Data shown:
Content starts
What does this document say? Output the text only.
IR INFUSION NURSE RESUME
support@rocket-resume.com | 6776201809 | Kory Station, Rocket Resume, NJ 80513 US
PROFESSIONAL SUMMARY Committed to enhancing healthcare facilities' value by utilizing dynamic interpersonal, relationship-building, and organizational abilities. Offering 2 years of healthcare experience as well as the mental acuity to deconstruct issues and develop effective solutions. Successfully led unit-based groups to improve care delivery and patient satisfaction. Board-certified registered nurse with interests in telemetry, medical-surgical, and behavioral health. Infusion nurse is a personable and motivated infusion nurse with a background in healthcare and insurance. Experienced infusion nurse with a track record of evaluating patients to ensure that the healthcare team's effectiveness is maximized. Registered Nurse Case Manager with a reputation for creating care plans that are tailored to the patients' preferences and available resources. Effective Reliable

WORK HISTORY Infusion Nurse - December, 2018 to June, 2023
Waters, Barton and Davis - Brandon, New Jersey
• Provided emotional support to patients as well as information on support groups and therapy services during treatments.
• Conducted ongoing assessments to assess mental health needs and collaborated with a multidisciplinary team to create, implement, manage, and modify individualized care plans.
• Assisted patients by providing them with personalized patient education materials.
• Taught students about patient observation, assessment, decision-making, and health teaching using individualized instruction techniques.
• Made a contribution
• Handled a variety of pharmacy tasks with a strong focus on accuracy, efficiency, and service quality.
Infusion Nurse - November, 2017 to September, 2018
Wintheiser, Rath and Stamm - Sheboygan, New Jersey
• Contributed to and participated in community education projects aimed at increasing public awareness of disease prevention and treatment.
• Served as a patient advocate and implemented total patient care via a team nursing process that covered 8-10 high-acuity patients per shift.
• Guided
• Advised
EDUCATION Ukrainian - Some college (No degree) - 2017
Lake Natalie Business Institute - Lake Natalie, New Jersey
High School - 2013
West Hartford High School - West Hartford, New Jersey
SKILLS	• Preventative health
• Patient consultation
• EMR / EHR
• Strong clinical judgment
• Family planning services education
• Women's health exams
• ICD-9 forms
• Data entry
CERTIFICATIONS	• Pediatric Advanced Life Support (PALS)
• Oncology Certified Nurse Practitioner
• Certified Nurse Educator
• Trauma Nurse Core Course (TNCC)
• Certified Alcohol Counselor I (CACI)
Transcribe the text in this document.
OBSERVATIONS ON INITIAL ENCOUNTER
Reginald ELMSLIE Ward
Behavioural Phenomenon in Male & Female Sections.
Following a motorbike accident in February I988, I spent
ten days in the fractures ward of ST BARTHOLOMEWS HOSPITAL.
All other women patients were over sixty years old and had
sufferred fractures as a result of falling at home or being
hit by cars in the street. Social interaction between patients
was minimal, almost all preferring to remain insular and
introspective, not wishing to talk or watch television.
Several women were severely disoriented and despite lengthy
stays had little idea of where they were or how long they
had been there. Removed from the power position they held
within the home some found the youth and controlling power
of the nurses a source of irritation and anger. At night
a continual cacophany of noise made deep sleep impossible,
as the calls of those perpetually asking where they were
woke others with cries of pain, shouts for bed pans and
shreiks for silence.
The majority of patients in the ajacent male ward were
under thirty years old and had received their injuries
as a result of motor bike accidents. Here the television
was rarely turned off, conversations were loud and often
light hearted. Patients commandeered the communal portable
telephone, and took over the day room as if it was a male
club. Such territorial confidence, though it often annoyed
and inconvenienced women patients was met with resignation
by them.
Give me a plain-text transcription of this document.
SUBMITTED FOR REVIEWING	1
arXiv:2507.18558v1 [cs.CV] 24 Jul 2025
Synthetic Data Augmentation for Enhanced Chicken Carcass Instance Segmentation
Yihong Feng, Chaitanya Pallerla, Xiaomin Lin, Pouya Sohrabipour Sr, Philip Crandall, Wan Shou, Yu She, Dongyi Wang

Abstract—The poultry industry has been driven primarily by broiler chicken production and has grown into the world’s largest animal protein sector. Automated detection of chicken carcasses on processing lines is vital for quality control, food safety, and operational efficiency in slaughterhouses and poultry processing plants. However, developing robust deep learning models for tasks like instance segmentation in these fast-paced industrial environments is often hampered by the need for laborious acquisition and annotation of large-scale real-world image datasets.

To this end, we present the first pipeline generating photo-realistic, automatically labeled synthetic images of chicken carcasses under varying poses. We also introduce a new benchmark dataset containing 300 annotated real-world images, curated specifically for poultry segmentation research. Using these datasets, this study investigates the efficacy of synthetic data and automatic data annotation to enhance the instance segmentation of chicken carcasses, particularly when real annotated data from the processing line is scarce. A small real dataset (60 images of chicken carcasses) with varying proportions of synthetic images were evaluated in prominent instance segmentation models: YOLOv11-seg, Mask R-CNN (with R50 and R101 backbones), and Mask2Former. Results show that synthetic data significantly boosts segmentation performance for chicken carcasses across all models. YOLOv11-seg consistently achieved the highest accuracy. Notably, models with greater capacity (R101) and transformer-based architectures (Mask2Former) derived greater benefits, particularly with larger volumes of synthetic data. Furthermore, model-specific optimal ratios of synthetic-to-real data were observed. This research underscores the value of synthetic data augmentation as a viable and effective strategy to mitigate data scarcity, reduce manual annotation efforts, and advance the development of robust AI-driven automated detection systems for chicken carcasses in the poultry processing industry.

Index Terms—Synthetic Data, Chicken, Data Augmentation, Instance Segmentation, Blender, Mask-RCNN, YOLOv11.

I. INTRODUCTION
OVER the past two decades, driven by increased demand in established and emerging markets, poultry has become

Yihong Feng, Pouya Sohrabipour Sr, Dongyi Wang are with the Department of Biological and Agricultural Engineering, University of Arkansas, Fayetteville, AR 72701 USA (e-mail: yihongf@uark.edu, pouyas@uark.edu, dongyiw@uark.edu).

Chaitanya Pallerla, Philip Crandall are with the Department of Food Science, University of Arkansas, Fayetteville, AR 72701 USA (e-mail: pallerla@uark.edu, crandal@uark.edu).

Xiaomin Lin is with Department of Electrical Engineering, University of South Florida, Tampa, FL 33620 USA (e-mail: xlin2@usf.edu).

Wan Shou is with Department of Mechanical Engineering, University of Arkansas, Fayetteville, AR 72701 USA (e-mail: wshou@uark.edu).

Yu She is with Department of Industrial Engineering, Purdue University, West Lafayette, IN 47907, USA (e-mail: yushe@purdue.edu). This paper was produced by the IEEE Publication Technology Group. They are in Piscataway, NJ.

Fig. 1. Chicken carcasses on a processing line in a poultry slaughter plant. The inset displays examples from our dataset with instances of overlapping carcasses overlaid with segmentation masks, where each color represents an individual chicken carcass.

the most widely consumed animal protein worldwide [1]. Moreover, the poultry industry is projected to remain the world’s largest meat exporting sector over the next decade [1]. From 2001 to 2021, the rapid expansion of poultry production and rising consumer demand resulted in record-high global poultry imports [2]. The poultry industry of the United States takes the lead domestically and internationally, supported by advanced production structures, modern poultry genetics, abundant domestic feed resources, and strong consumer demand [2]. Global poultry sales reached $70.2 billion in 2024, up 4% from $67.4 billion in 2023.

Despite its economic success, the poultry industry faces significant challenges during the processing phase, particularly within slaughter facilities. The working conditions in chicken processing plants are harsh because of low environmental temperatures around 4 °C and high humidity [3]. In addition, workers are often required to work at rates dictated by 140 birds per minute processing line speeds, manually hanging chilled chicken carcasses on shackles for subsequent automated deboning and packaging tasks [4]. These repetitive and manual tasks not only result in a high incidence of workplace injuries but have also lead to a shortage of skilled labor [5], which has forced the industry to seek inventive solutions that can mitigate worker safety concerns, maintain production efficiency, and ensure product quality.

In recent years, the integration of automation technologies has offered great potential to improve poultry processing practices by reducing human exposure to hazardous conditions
Content ends
Exercise aim:
Transcribe the material exactly as it reads.

Task result:
What does this document say? Output the text only.
IR INFUSION NURSE RESUME
support@rocket-resume.com | 6776201809 | Kory Station, Rocket Resume, NJ 80513 US
PROFESSIONAL SUMMARY Committed to enhancing healthcare facilities' value by utilizing dynamic interpersonal, relationship-building, and organizational abilities. Offering 2 years of healthcare experience as well as the mental acuity to deconstruct issues and develop effective solutions. Successfully led unit-based groups to improve care delivery and patient satisfaction. Board-certified registered nurse with interests in telemetry, medical-surgical, and behavioral health. Infusion nurse is a personable and motivated infusion nurse with a background in healthcare and insurance. Experienced infusion nurse with a track record of evaluating patients to ensure that the healthcare team's effectiveness is maximized. Registered Nurse Case Manager with a reputation for creating care plans that are tailored to the patients' preferences and available resources. Effective Reliable

WORK HISTORY Infusion Nurse - December, 2018 to June, 2023
Waters, Barton and Davis - Brandon, New Jersey
• Provided emotional support to patients as well as information on support groups and therapy services during treatments.
• Conducted ongoing assessments to assess mental health needs and collaborated with a multidisciplinary team to create, implement, manage, and modify individualized care plans.
• Assisted patients by providing them with personalized patient education materials.
• Taught students about patient observation, assessment, decision-making, and health teaching using individualized instruction techniques.
• Made a contribution
• Handled a variety of pharmacy tasks with a strong focus on accuracy, efficiency, and service quality.
Infusion Nurse - November, 2017 to September, 2018
Wintheiser, Rath and Stamm - Sheboygan, New Jersey
• Contributed to and participated in community education projects aimed at increasing public awareness of disease prevention and treatment.
• Served as a patient advocate and implemented total patient care via a team nursing process that covered 8-10 high-acuity patients per shift.
• Guided
• Advised
EDUCATION Ukrainian - Some college (No degree) - 2017
Lake Natalie Business Institute - Lake Natalie, New Jersey
High School - 2013
West Hartford High School - West Hartford, New Jersey
SKILLS	• Preventative health
• Patient consultation
• EMR / EHR
• Strong clinical judgment
• Family planning services education
• Women's health exams
• ICD-9 forms
• Data entry
CERTIFICATIONS	• Pediatric Advanced Life Support (PALS)
• Oncology Certified Nurse Practitioner
• Certified Nurse Educator
• Trauma Nurse Core Course (TNCC)
• Certified Alcohol Counselor I (CACI)
Transcribe the text in this document.
OBSERVATIONS ON INITIAL ENCOUNTER
Reginald ELMSLIE Ward
Behavioural Phenomenon in Male & Female Sections.
Following a motorbike accident in February I988, I spent
ten days in the fractures ward of ST BARTHOLOMEWS HOSPITAL.
All other women patients were over sixty years old and had
sufferred fractures as a result of falling at home or being
hit by cars in the street. Social interaction between patients
was minimal, almost all preferring to remain insular and
introspective, not wishing to talk or watch television.
Several women were severely disoriented and despite lengthy
stays had little idea of where they were or how long they
had been there. Removed from the power position they held
within the home some found the youth and controlling power
of the nurses a source of irritation and anger. At night
a continual cacophany of noise made deep sleep impossible,
as the calls of those perpetually asking where they were
woke others with cries of pain, shouts for bed pans and
shreiks for silence.
The majority of patients in the ajacent male ward were
under thirty years old and had received their injuries
as a result of motor bike accidents. Here the television
was rarely turned off, conversations were loud and often
light hearted. Patients commandeered the communal portable
telephone, and took over the day room as if it was a male
club. Such territorial confidence, though it often annoyed
and inconvenienced women patients was met with resignation
by them.
Give me a plain-text transcription of this document.
SUBMITTED FOR REVIEWING	1
arXiv:2507.18558v1 [cs.CV] 24 Jul 2025
Synthetic Data Augmentation for Enhanced Chicken Carcass Instance Segmentation
Yihong Feng, Chaitanya Pallerla, Xiaomin Lin, Pouya Sohrabipour Sr, Philip Crandall, Wan Shou, Yu She, Dongyi Wang

Abstract—The poultry industry has been driven primarily by broiler chicken production and has grown into the world’s largest animal protein sector. Automated detection of chicken carcasses on processing lines is vital for quality control, food safety, and operational efficiency in slaughterhouses and poultry processing plants. However, developing robust deep learning models for tasks like instance segmentation in these fast-paced industrial environments is often hampered by the need for laborious acquisition and annotation of large-scale real-world image datasets.

To this end, we present the first pipeline generating photo-realistic, automatically labeled synthetic images of chicken carcasses under varying poses. We also introduce a new benchmark dataset containing 300 annotated real-world images, curated specifically for poultry segmentation research. Using these datasets, this study investigates the efficacy of synthetic data and automatic data annotation to enhance the instance segmentation of chicken carcasses, particularly when real annotated data from the processing line is scarce. A small real dataset (60 images of chicken carcasses) with varying proportions of synthetic images were evaluated in prominent instance segmentation models: YOLOv11-seg, Mask R-CNN (with R50 and R101 backbones), and Mask2Former. Results show that synthetic data significantly boosts segmentation performance for chicken carcasses across all models. YOLOv11-seg consistently achieved the highest accuracy. Notably, models with greater capacity (R101) and transformer-based architectures (Mask2Former) derived greater benefits, particularly with larger volumes of synthetic data. Furthermore, model-specific optimal ratios of synthetic-to-real data were observed. This research underscores the value of synthetic data augmentation as a viable and effective strategy to mitigate data scarcity, reduce manual annotation efforts, and advance the development of robust AI-driven automated detection systems for chicken carcasses in the poultry processing industry.

Index Terms—Synthetic Data, Chicken, Data Augmentation, Instance Segmentation, Blender, Mask-RCNN, YOLOv11.

I. INTRODUCTION
OVER the past two decades, driven by increased demand in established and emerging markets, poultry has become

Yihong Feng, Pouya Sohrabipour Sr, Dongyi Wang are with the Department of Biological and Agricultural Engineering, University of Arkansas, Fayetteville, AR 72701 USA (e-mail: yihongf@uark.edu, pouyas@uark.edu, dongyiw@uark.edu).

Chaitanya Pallerla, Philip Crandall are with the Department of Food Science, University of Arkansas, Fayetteville, AR 72701 USA (e-mail: pallerla@uark.edu, crandal@uark.edu).

Xiaomin Lin is with Department of Electrical Engineering, University of South Florida, Tampa, FL 33620 USA (e-mail: xlin2@usf.edu).

Wan Shou is with Department of Mechanical Engineering, University of Arkansas, Fayetteville, AR 72701 USA (e-mail: wshou@uark.edu).

Yu She is with Department of Industrial Engineering, Purdue University, West Lafayette, IN 47907, USA (e-mail: yushe@purdue.edu). This paper was produced by the IEEE Publication Technology Group. They are in Piscataway, NJ.

Fig. 1. Chicken carcasses on a processing line in a poultry slaughter plant. The inset displays examples from our dataset with instances of overlapping carcasses overlaid with segmentation masks, where each color represents an individual chicken carcass.

the most widely consumed animal protein worldwide [1]. Moreover, the poultry industry is projected to remain the world’s largest meat exporting sector over the next decade [1]. From 2001 to 2021, the rapid expansion of poultry production and rising consumer demand resulted in record-high global poultry imports [2]. The poultry industry of the United States takes the lead domestically and internationally, supported by advanced production structures, modern poultry genetics, abundant domestic feed resources, and strong consumer demand [2]. Global poultry sales reached $70.2 billion in 2024, up 4% from $67.4 billion in 2023.

Despite its economic success, the poultry industry faces significant challenges during the processing phase, particularly within slaughter facilities. The working conditions in chicken processing plants are harsh because of low environmental temperatures around 4 °C and high humidity [3]. In addition, workers are often required to work at rates dictated by 140 birds per minute processing line speeds, manually hanging chilled chicken carcasses on shackles for subsequent automated deboning and packaging tasks [4]. These repetitive and manual tasks not only result in a high incidence of workplace injuries but have also lead to a shortage of skilled labor [5], which has forced the industry to seek inventive solutions that can mitigate worker safety concerns, maintain production efficiency, and ensure product quality.

In recent years, the integration of automation technologies has offered great potential to improve poultry processing practices by reducing human exposure to hazardous conditions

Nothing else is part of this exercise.